Work required
Each line of the records that includes "Data" should be found and copied.

(Provided material begins)

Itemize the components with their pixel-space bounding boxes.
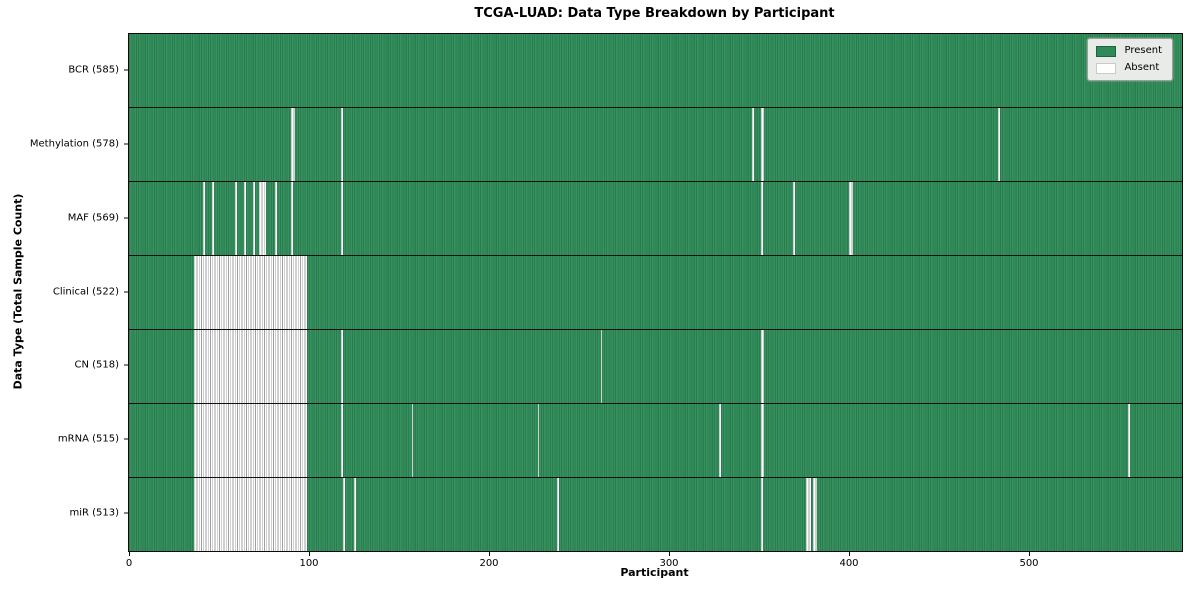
- absent-segment: [274, 182, 277, 255]
- heatmap-row-MAF: [129, 182, 1182, 256]
- heatmap-row-miR: [129, 478, 1182, 551]
- heatmap-row-CN: [129, 330, 1182, 404]
- absent-segment: [193, 404, 308, 477]
- x-tick-mark: [489, 552, 490, 556]
- absent-segment: [258, 182, 266, 255]
- x-tick-label: 0: [125, 558, 133, 569]
- legend-label: Absent: [1124, 62, 1160, 73]
- x-tick-mark: [849, 552, 850, 556]
- x-tick-label: 500: [1019, 558, 1039, 569]
- absent-segment: [193, 478, 308, 551]
- absent-segment: [354, 478, 356, 551]
- absent-segment: [193, 330, 308, 403]
- x-tick-label: 100: [299, 558, 319, 569]
- absent-segment: [253, 182, 255, 255]
- y-tick-label: miR (513): [69, 507, 119, 519]
- x-tick-mark: [129, 552, 130, 556]
- absent-segment: [291, 182, 293, 255]
- absent-segment: [202, 182, 205, 255]
- x-tick-mark: [669, 552, 670, 556]
- absent-segment: [600, 330, 603, 403]
- absent-segment: [341, 404, 344, 477]
- absent-segment: [1128, 404, 1130, 477]
- y-tick-label: BCR (585): [68, 64, 119, 76]
- absent-segment: [760, 330, 765, 403]
- legend-label: Present: [1124, 45, 1162, 56]
- y-tick-mark: [124, 512, 128, 514]
- y-tick-mark: [124, 69, 128, 71]
- absent-segment: [760, 182, 763, 255]
- absent-segment: [998, 108, 1001, 181]
- y-tick-mark: [124, 143, 128, 145]
- y-tick-label: MAF (569): [67, 212, 119, 224]
- heatmap-row-mRNA: [129, 404, 1182, 478]
- absent-segment: [760, 478, 763, 551]
- plot-area: [128, 33, 1183, 552]
- absent-segment: [341, 108, 344, 181]
- absent-segment: [193, 256, 308, 329]
- absent-segment: [557, 478, 560, 551]
- legend-item-absent: Absent: [1096, 62, 1162, 74]
- absent-segment: [793, 182, 795, 255]
- x-tick-mark: [1029, 552, 1030, 556]
- absent-segment: [760, 404, 765, 477]
- y-tick-mark: [124, 291, 128, 292]
- absent-segment: [537, 404, 540, 477]
- absent-segment: [211, 182, 214, 255]
- absent-segment: [244, 182, 246, 255]
- absent-segment: [805, 478, 812, 551]
- absent-segment: [760, 108, 765, 181]
- absent-segment: [341, 182, 344, 255]
- y-tick-label: CN (518): [74, 359, 119, 371]
- y-tick-mark: [124, 438, 128, 440]
- y-tick-mark: [124, 364, 128, 366]
- heatmap-row-Methylation: [129, 108, 1182, 182]
- absent-swatch-icon: [1096, 62, 1117, 74]
- absent-segment: [813, 478, 817, 551]
- heatmap-row-Clinical: [129, 256, 1182, 330]
- present-swatch-icon: [1096, 45, 1117, 57]
- x-axis-label: Participant: [620, 566, 689, 579]
- absent-segment: [719, 404, 722, 477]
- x-tick-label: 400: [839, 558, 859, 569]
- x-tick-label: 300: [659, 558, 679, 569]
- y-tick-label: Clinical (522): [52, 286, 119, 297]
- absent-segment: [751, 108, 754, 181]
- absent-segment: [849, 182, 853, 255]
- heatmap-row-BCR: [129, 34, 1182, 108]
- chart-title: TCGA-LUAD: Data Type Breakdown by Partic…: [474, 6, 835, 21]
- absent-segment: [291, 108, 295, 181]
- y-axis-label: Data Type (Total Sample Count): [11, 193, 25, 390]
- y-tick-label: mRNA (515): [57, 433, 119, 445]
- absent-segment: [341, 330, 344, 403]
- y-tick-label: Methylation (578): [29, 138, 119, 150]
- x-tick-label: 200: [479, 558, 499, 569]
- absent-segment: [235, 182, 237, 255]
- y-tick-mark: [124, 217, 128, 219]
- legend: Present Absent: [1087, 38, 1173, 81]
- absent-segment: [411, 404, 414, 477]
- x-tick-mark: [309, 552, 310, 556]
- legend-item-present: Present: [1096, 45, 1162, 57]
- absent-segment: [343, 478, 345, 551]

(Provided material ends)

Answer for the task
- chart-title: TCGA-LUAD: Data Type Breakdown by Partic…: [474, 6, 835, 21]
- y-axis-label: Data Type (Total Sample Count): [11, 193, 25, 390]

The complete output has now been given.